- _Given instruction_
Find the lines with "PLATE" in them and copy them out.

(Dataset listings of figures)
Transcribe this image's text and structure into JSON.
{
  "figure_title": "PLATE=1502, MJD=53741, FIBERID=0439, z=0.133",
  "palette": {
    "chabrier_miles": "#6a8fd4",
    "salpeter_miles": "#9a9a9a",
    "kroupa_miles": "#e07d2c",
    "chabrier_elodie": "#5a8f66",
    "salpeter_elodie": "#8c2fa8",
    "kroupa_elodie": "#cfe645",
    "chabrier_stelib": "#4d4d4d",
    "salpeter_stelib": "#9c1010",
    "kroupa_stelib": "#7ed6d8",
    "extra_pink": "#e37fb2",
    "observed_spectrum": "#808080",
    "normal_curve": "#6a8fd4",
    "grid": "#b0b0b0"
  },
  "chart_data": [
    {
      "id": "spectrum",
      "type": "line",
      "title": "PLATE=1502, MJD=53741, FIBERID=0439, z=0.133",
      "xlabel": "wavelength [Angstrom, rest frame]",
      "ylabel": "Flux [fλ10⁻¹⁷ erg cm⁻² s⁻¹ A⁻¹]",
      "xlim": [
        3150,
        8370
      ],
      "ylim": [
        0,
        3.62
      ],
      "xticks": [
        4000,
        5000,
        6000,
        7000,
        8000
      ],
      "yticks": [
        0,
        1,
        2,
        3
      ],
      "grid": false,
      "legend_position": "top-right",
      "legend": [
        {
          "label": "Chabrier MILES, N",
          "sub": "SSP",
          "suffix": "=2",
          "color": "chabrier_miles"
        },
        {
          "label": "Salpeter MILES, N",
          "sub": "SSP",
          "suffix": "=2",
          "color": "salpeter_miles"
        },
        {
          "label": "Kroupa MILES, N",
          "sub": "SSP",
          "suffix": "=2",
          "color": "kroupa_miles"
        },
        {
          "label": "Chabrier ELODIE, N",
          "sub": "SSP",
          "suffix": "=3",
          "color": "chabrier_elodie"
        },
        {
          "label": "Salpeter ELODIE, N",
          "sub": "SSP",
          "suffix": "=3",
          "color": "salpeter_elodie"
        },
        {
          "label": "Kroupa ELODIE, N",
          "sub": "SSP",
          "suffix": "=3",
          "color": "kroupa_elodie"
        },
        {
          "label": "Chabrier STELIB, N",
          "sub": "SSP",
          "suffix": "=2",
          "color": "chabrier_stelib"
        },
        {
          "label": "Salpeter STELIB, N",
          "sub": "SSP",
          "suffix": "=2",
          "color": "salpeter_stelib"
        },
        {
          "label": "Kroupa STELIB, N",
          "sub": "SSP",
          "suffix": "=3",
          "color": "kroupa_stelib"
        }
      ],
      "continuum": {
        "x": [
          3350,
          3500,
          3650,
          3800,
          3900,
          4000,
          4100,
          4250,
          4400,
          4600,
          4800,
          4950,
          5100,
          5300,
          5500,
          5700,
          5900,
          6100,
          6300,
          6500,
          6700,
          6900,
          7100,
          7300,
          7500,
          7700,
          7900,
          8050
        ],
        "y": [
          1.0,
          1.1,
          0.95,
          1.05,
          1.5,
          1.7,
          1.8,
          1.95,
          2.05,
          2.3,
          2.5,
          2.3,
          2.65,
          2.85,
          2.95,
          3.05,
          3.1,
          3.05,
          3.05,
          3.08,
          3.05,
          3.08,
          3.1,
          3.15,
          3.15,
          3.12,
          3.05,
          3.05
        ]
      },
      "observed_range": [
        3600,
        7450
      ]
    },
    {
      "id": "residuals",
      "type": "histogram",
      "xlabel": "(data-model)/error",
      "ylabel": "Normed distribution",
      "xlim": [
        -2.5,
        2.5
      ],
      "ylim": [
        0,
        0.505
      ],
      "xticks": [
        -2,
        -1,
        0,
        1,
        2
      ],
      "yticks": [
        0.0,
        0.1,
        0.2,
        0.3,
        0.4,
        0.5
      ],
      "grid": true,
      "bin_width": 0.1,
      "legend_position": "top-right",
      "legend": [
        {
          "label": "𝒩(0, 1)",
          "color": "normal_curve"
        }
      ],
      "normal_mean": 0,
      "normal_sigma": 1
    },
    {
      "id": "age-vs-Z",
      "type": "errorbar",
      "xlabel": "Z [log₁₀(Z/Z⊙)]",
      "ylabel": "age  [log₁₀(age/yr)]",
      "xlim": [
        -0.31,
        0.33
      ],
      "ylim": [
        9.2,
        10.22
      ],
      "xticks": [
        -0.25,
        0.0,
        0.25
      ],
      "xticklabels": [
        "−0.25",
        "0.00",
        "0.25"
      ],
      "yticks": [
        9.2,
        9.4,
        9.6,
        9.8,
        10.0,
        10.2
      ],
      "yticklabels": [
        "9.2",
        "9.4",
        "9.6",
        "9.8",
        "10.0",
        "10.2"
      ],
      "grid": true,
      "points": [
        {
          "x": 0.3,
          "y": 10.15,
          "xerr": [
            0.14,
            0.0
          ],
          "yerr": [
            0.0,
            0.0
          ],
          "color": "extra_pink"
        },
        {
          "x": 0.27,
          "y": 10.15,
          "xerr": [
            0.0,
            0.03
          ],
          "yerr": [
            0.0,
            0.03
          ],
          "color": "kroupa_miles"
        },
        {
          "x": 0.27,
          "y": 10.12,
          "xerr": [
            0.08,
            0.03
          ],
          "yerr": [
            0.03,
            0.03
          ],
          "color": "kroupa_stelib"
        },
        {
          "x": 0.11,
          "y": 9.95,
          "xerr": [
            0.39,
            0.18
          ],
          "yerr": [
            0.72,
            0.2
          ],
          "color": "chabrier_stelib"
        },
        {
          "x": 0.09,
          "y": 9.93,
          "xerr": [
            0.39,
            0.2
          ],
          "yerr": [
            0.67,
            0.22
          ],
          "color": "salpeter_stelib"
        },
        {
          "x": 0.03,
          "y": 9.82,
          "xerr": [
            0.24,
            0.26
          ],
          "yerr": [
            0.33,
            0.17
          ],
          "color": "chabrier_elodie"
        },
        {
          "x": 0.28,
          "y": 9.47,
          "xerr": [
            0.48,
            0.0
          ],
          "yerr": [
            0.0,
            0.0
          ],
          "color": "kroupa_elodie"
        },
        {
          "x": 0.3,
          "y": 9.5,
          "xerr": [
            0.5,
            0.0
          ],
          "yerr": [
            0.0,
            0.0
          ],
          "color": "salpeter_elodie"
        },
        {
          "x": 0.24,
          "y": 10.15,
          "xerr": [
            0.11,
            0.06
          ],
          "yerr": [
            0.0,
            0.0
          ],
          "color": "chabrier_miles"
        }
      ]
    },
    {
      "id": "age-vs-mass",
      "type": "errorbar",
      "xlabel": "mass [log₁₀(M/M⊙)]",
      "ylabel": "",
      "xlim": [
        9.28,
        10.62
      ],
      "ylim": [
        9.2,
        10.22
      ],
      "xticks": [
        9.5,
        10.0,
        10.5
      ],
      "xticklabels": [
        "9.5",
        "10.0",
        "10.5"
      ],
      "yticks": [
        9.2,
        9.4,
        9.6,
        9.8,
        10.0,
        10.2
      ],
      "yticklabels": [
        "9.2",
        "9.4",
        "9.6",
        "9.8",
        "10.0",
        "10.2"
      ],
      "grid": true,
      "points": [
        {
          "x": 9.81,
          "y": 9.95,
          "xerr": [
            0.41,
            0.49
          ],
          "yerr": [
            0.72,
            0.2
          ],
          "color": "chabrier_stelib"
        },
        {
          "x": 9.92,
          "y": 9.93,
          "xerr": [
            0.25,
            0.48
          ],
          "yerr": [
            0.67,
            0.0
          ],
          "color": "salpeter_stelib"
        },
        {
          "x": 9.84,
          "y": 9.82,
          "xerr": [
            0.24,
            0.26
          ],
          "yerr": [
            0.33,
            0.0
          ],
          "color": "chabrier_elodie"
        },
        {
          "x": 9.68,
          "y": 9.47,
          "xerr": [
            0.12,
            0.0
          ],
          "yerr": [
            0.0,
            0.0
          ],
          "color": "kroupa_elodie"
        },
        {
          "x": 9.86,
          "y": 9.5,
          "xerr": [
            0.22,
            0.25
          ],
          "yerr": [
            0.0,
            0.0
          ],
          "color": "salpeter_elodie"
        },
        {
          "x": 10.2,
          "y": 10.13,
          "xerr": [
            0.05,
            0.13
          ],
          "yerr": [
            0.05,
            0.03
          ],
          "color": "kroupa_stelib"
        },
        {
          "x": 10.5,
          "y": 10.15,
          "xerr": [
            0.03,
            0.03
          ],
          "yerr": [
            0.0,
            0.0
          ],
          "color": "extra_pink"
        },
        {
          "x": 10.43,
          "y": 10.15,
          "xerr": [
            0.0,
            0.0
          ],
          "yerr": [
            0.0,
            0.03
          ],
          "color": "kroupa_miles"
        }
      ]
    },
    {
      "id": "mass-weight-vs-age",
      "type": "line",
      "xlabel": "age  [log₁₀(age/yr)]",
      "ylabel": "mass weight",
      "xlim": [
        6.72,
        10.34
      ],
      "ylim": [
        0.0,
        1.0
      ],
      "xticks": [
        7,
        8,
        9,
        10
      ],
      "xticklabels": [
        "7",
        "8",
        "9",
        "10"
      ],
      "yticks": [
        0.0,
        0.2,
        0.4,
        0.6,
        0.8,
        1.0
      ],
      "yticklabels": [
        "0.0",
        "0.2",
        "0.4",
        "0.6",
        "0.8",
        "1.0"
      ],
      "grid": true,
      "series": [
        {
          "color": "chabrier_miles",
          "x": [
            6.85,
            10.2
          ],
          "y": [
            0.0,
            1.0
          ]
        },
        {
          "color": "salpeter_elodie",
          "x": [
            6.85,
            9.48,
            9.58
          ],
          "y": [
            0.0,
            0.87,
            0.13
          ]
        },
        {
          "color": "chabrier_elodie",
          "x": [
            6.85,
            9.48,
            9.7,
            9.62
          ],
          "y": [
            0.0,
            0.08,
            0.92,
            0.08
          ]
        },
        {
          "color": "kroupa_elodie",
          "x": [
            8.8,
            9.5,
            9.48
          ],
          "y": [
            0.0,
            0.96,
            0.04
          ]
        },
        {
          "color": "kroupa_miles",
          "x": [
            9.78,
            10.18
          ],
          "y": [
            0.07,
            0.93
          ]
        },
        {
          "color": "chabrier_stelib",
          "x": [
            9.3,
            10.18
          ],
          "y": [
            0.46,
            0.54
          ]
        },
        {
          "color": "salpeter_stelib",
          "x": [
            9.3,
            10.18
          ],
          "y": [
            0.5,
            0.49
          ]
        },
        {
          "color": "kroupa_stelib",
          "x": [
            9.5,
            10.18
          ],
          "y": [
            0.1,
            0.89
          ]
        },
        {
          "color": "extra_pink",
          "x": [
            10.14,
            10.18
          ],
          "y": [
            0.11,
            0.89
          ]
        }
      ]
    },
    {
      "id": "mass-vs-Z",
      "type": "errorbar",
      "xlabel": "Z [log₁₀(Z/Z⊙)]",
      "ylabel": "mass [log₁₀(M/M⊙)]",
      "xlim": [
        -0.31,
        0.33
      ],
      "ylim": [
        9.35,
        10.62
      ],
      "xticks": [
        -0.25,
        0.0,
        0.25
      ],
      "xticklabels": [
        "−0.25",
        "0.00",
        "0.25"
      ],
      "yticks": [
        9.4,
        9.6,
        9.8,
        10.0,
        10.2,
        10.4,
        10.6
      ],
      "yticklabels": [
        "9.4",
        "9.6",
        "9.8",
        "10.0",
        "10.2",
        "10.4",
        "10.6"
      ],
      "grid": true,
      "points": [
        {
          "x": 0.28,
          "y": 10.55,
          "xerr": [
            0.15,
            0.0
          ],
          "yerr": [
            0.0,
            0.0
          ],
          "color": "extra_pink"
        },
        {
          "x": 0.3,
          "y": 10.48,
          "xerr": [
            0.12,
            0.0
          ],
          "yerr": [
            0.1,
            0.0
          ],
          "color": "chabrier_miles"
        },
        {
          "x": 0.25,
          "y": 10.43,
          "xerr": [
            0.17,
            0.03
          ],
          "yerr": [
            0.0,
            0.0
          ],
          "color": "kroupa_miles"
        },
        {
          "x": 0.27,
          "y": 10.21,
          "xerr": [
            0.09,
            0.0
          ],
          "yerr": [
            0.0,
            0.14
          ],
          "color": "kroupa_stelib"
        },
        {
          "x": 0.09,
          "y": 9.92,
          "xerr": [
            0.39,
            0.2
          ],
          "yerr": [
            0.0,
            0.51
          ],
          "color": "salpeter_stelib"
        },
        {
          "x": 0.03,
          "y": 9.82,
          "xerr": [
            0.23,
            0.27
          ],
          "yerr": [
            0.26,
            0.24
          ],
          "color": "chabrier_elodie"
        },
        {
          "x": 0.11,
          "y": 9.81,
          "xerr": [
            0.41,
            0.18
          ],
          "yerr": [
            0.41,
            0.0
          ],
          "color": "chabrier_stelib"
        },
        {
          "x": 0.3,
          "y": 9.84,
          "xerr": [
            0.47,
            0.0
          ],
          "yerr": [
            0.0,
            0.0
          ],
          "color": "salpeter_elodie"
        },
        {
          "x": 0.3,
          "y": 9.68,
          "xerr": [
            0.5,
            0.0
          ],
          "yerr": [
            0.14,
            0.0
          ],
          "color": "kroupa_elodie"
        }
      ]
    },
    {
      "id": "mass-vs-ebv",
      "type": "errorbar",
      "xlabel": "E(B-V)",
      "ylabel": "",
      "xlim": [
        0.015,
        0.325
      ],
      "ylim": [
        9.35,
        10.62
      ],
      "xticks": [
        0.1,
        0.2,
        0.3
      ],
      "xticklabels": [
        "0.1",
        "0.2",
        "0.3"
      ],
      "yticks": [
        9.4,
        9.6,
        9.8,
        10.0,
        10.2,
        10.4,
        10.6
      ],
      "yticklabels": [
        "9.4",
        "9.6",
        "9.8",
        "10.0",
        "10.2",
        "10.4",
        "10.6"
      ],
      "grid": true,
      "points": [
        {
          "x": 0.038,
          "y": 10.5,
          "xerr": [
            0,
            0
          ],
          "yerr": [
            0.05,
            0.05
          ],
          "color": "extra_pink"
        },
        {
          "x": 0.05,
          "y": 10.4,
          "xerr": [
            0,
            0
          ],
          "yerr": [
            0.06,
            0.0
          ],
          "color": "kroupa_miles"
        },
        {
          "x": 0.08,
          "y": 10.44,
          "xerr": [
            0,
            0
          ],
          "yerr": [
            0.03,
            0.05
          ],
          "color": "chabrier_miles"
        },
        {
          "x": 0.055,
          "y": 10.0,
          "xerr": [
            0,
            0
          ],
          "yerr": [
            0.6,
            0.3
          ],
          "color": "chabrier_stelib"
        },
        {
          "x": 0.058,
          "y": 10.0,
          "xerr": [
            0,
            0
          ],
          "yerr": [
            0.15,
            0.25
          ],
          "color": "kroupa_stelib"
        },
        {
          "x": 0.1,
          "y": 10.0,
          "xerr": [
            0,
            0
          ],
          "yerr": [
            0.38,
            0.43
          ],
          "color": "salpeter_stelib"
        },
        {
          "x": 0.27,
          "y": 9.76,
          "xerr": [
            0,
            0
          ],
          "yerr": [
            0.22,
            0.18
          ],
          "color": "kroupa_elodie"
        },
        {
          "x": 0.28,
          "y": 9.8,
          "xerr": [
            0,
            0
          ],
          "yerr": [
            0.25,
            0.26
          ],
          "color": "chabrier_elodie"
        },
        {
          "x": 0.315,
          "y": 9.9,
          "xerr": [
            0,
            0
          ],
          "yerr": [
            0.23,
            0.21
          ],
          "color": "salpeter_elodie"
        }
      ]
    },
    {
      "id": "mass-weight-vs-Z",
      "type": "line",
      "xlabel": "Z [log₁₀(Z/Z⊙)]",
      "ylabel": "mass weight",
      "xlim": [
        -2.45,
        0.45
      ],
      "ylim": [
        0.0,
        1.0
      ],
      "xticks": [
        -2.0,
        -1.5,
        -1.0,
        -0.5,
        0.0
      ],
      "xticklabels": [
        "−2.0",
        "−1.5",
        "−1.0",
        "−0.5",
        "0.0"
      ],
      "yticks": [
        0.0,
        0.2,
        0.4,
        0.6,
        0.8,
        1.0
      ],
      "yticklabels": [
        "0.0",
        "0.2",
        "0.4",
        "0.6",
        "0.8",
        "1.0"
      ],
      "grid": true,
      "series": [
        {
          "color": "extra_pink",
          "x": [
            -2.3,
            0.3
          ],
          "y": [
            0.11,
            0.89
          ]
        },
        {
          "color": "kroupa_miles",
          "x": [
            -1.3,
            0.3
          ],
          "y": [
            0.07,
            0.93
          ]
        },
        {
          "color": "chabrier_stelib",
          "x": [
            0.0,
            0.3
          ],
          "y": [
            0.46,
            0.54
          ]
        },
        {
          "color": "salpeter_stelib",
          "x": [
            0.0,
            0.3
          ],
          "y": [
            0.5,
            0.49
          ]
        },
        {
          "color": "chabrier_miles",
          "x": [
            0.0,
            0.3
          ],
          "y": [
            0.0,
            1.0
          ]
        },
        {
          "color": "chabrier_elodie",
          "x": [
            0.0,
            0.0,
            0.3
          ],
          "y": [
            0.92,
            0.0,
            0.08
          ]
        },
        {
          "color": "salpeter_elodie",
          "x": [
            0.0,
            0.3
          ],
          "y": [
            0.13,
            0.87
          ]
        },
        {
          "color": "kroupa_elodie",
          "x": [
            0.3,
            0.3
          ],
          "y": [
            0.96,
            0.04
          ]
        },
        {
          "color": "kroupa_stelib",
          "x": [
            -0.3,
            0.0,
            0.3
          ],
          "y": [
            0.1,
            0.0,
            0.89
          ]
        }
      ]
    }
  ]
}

- _Completed exercise_
  "figure_title": "PLATE=1502, MJD=53741, FIBERID=0439, z=0.133",
      "title": "PLATE=1502, MJD=53741, FIBERID=0439, z=0.133",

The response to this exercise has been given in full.